WHAT YOU HAVE TO DO
Please turn every one of the entries below into a Markdown table with two columns, Row and Line. Give each line its row number and leave out any blank lines.

(Extracted records)
──────────────────────────────

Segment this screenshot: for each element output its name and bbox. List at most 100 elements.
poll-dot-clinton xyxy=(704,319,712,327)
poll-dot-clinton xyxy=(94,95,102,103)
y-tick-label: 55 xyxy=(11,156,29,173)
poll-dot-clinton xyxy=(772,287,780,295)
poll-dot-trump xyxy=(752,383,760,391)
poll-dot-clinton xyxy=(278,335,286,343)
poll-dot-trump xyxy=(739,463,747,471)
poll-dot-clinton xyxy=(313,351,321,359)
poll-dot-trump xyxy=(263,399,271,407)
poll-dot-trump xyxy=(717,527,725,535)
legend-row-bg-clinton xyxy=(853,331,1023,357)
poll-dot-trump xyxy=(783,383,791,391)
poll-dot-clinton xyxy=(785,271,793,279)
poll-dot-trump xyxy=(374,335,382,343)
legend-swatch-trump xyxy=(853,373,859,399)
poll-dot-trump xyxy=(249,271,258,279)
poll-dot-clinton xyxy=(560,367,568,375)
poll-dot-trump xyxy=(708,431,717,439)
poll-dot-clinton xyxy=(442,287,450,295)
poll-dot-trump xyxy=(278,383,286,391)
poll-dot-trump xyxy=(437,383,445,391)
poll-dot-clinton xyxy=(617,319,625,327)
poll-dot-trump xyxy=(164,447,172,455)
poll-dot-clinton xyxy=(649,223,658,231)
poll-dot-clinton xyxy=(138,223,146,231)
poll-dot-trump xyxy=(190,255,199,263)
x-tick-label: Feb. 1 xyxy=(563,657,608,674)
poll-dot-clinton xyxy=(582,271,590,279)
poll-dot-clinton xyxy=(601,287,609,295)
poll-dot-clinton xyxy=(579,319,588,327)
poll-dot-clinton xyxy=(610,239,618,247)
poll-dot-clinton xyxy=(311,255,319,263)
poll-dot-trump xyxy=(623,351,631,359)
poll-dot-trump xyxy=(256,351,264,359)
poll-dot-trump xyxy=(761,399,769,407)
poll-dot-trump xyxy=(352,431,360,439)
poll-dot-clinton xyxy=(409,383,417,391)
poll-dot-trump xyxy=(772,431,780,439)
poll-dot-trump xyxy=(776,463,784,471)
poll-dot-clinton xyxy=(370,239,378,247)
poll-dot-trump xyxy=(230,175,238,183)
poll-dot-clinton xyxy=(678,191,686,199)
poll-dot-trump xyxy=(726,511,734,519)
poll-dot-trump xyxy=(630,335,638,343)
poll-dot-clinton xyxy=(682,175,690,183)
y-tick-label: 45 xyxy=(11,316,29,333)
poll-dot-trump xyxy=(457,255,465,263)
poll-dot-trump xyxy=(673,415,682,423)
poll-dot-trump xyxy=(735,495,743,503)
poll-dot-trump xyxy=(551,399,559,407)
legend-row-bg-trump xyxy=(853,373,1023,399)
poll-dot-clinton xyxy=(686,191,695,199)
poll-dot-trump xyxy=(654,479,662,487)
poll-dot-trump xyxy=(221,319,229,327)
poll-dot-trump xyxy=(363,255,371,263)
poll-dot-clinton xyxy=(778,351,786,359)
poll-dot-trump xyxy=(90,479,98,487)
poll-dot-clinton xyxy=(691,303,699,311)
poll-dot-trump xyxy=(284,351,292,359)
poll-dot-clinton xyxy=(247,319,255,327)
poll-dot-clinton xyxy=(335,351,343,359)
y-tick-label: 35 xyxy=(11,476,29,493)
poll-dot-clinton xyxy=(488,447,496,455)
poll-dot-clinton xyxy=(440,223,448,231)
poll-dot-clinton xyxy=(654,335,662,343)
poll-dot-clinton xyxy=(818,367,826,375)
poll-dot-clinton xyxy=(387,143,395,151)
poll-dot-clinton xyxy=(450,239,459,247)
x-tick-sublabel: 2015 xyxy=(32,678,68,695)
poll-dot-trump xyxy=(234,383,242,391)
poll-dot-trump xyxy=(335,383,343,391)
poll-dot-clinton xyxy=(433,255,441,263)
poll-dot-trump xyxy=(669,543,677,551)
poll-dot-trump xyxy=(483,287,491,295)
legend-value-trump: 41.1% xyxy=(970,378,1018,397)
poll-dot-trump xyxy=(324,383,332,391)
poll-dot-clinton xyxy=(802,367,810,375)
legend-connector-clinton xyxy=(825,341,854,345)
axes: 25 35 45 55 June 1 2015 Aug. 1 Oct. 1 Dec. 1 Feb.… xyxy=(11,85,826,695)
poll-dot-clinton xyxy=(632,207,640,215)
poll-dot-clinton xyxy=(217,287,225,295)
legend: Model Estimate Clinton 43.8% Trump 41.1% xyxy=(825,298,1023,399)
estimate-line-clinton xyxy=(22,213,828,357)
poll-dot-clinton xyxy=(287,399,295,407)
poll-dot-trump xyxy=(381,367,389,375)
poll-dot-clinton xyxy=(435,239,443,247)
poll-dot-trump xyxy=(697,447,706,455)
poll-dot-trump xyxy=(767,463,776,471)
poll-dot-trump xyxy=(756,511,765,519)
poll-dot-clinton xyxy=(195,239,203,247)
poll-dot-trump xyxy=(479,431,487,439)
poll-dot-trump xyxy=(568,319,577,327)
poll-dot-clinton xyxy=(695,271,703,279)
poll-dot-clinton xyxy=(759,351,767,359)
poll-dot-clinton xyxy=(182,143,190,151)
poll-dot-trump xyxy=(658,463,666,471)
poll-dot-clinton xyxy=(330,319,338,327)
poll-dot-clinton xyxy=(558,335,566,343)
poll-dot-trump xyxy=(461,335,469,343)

──────────────────────────────

RESULT FOR THIS TASK
| Row | Line |
|---|---|
| 1 | Segment this screenshot: for each element output its name and bbox. List at most 100 elements. |
| 2 | poll-dot-clinton xyxy=(704,319,712,327) |
| 3 | poll-dot-clinton xyxy=(94,95,102,103) |
| 4 | y-tick-label: 55 xyxy=(11,156,29,173) |
| 5 | poll-dot-clinton xyxy=(772,287,780,295) |
| 6 | poll-dot-trump xyxy=(752,383,760,391) |
| 7 | poll-dot-clinton xyxy=(278,335,286,343) |
| 8 | poll-dot-trump xyxy=(739,463,747,471) |
| 9 | poll-dot-clinton xyxy=(313,351,321,359) |
| 10 | poll-dot-trump xyxy=(263,399,271,407) |
| 11 | poll-dot-trump xyxy=(717,527,725,535) |
| 12 | legend-row-bg-clinton xyxy=(853,331,1023,357) |
| 13 | poll-dot-trump xyxy=(783,383,791,391) |
| 14 | poll-dot-clinton xyxy=(785,271,793,279) |
| 15 | poll-dot-trump xyxy=(374,335,382,343) |
| 16 | legend-swatch-trump xyxy=(853,373,859,399) |
| 17 | poll-dot-trump xyxy=(249,271,258,279) |
| 18 | poll-dot-clinton xyxy=(560,367,568,375) |
| 19 | poll-dot-trump xyxy=(708,431,717,439) |
| 20 | poll-dot-clinton xyxy=(442,287,450,295) |
| 21 | poll-dot-trump xyxy=(278,383,286,391) |
| 22 | poll-dot-trump xyxy=(437,383,445,391) |
| 23 | poll-dot-clinton xyxy=(617,319,625,327) |
| 24 | poll-dot-trump xyxy=(164,447,172,455) |
| 25 | poll-dot-clinton xyxy=(649,223,658,231) |
| 26 | poll-dot-clinton xyxy=(138,223,146,231) |
| 27 | poll-dot-trump xyxy=(190,255,199,263) |
| 28 | x-tick-label: Feb. 1 xyxy=(563,657,608,674) |
| 29 | poll-dot-clinton xyxy=(582,271,590,279) |
| 30 | poll-dot-clinton xyxy=(601,287,609,295) |
| 31 | poll-dot-clinton xyxy=(579,319,588,327) |
| 32 | poll-dot-clinton xyxy=(610,239,618,247) |
| 33 | poll-dot-clinton xyxy=(311,255,319,263) |
| 34 | poll-dot-trump xyxy=(623,351,631,359) |
| 35 | poll-dot-trump xyxy=(256,351,264,359) |
| 36 | poll-dot-trump xyxy=(761,399,769,407) |
| 37 | poll-dot-trump xyxy=(352,431,360,439) |
| 38 | poll-dot-clinton xyxy=(409,383,417,391) |
| 39 | poll-dot-trump xyxy=(772,431,780,439) |
| 40 | poll-dot-trump xyxy=(776,463,784,471) |
| 41 | poll-dot-clinton xyxy=(370,239,378,247) |
| 42 | poll-dot-trump xyxy=(230,175,238,183) |
| 43 | poll-dot-clinton xyxy=(678,191,686,199) |
| 44 | poll-dot-trump xyxy=(726,511,734,519) |
| 45 | poll-dot-trump xyxy=(630,335,638,343) |
| 46 | poll-dot-clinton xyxy=(682,175,690,183) |
| 47 | y-tick-label: 45 xyxy=(11,316,29,333) |
| 48 | poll-dot-trump xyxy=(457,255,465,263) |
| 49 | poll-dot-trump xyxy=(673,415,682,423) |
| 50 | poll-dot-trump xyxy=(735,495,743,503) |
| 51 | poll-dot-trump xyxy=(551,399,559,407) |
| 52 | legend-row-bg-trump xyxy=(853,373,1023,399) |
| 53 | poll-dot-clinton xyxy=(686,191,695,199) |
| 54 | poll-dot-trump xyxy=(654,479,662,487) |
| 55 | poll-dot-trump xyxy=(221,319,229,327) |
| 56 | poll-dot-trump xyxy=(363,255,371,263) |
| 57 | poll-dot-clinton xyxy=(778,351,786,359) |
| 58 | poll-dot-trump xyxy=(90,479,98,487) |
| 59 | poll-dot-clinton xyxy=(691,303,699,311) |
| 60 | poll-dot-trump xyxy=(284,351,292,359) |
| 61 | poll-dot-clinton xyxy=(247,319,255,327) |
| 62 | poll-dot-clinton xyxy=(335,351,343,359) |
| 63 | y-tick-label: 35 xyxy=(11,476,29,493) |
| 64 | poll-dot-clinton xyxy=(488,447,496,455) |
| 65 | poll-dot-clinton xyxy=(440,223,448,231) |
| 66 | poll-dot-clinton xyxy=(654,335,662,343) |
| 67 | poll-dot-clinton xyxy=(818,367,826,375) |
| 68 | poll-dot-clinton xyxy=(387,143,395,151) |
| 69 | poll-dot-clinton xyxy=(450,239,459,247) |
| 70 | x-tick-sublabel: 2015 xyxy=(32,678,68,695) |
| 71 | poll-dot-trump xyxy=(234,383,242,391) |
| 72 | poll-dot-trump xyxy=(335,383,343,391) |
| 73 | poll-dot-clinton xyxy=(433,255,441,263) |
| 74 | poll-dot-trump xyxy=(669,543,677,551) |
| 75 | poll-dot-trump xyxy=(483,287,491,295) |
| 76 | legend-value-trump: 41.1% xyxy=(970,378,1018,397) |
| 77 | poll-dot-trump xyxy=(324,383,332,391) |
| 78 | poll-dot-clinton xyxy=(802,367,810,375) |
| 79 | legend-connector-clinton xyxy=(825,341,854,345) |
| 80 | axes: 25 35 45 55 June 1 2015 Aug. 1 Oct. 1 Dec. 1 Feb.… xyxy=(11,85,826,695) |
| 81 | poll-dot-clinton xyxy=(632,207,640,215) |
| 82 | poll-dot-clinton xyxy=(217,287,225,295) |
| 83 | legend: Model Estimate Clinton 43.8% Trump 41.1% xyxy=(825,298,1023,399) |
| 84 | estimate-line-clinton xyxy=(22,213,828,357) |
| 85 | poll-dot-clinton xyxy=(287,399,295,407) |
| 86 | poll-dot-trump xyxy=(381,367,389,375) |
| 87 | poll-dot-clinton xyxy=(435,239,443,247) |
| 88 | poll-dot-trump xyxy=(697,447,706,455) |
| 89 | poll-dot-trump xyxy=(767,463,776,471) |
| 90 | poll-dot-trump xyxy=(756,511,765,519) |
| 91 | poll-dot-clinton xyxy=(195,239,203,247) |
| 92 | poll-dot-trump xyxy=(479,431,487,439) |
| 93 | poll-dot-trump xyxy=(568,319,577,327) |
| 94 | poll-dot-clinton xyxy=(695,271,703,279) |
| 95 | poll-dot-clinton xyxy=(759,351,767,359) |
| 96 | poll-dot-clinton xyxy=(182,143,190,151) |
| 97 | poll-dot-trump xyxy=(658,463,666,471) |
| 98 | poll-dot-clinton xyxy=(330,319,338,327) |
| 99 | poll-dot-clinton xyxy=(558,335,566,343) |
| 100 | poll-dot-trump xyxy=(461,335,469,343) |